* **What the task asks**: Search the material below for the word "Audio" and copy every line in which it occurs.

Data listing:
·····
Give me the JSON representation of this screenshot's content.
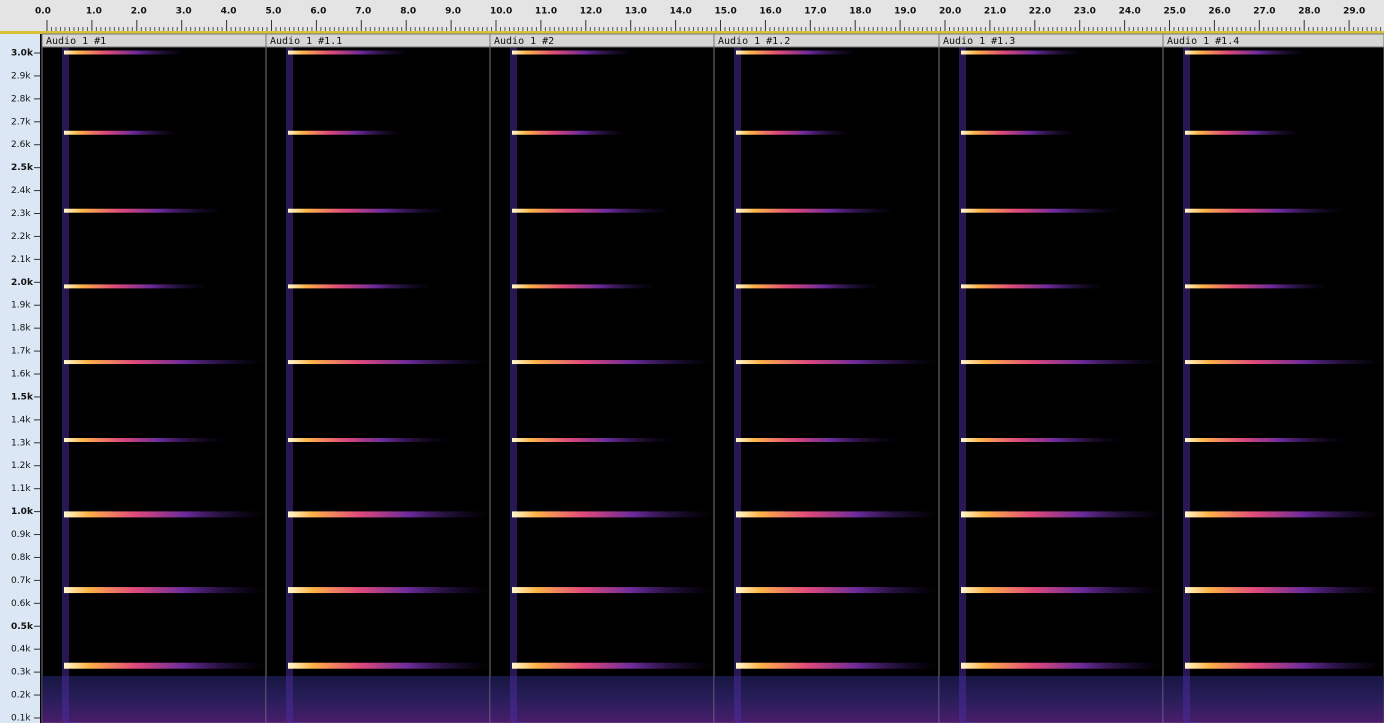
{
  "ruler": {
    "ticks": [
      "0.0",
      "1.0",
      "2.0",
      "3.0",
      "4.0",
      "5.0",
      "6.0",
      "7.0",
      "8.0",
      "9.0",
      "10.0",
      "11.0",
      "12.0",
      "13.0",
      "14.0",
      "15.0",
      "16.0",
      "17.0",
      "18.0",
      "19.0",
      "20.0",
      "21.0",
      "22.0",
      "23.0",
      "24.0",
      "25.0",
      "26.0",
      "27.0",
      "28.0",
      "29.0"
    ]
  },
  "clips": [
    {
      "name": "Audio 1 #1"
    },
    {
      "name": "Audio 1 #1.1"
    },
    {
      "name": "Audio 1 #2"
    },
    {
      "name": "Audio 1 #1.2"
    },
    {
      "name": "Audio 1 #1.3"
    },
    {
      "name": "Audio 1 #1.4"
    }
  ],
  "frequency_axis": {
    "labels": [
      "3.0k",
      "2.9k",
      "2.8k",
      "2.7k",
      "2.6k",
      "2.5k",
      "2.4k",
      "2.3k",
      "2.2k",
      "2.1k",
      "2.0k",
      "1.9k",
      "1.8k",
      "1.7k",
      "1.6k",
      "1.5k",
      "1.4k",
      "1.3k",
      "1.2k",
      "1.1k",
      "1.0k",
      "0.9k",
      "0.8k",
      "0.7k",
      "0.6k",
      "0.5k",
      "0.4k",
      "0.3k",
      "0.2k",
      "0.1k"
    ]
  }
}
·····
* **Solution for this problem**:
      "name": "Audio 1 #1"
      "name": "Audio 1 #1.1"
      "name": "Audio 1 #2"
      "name": "Audio 1 #1.2"
      "name": "Audio 1 #1.3"
      "name": "Audio 1 #1.4"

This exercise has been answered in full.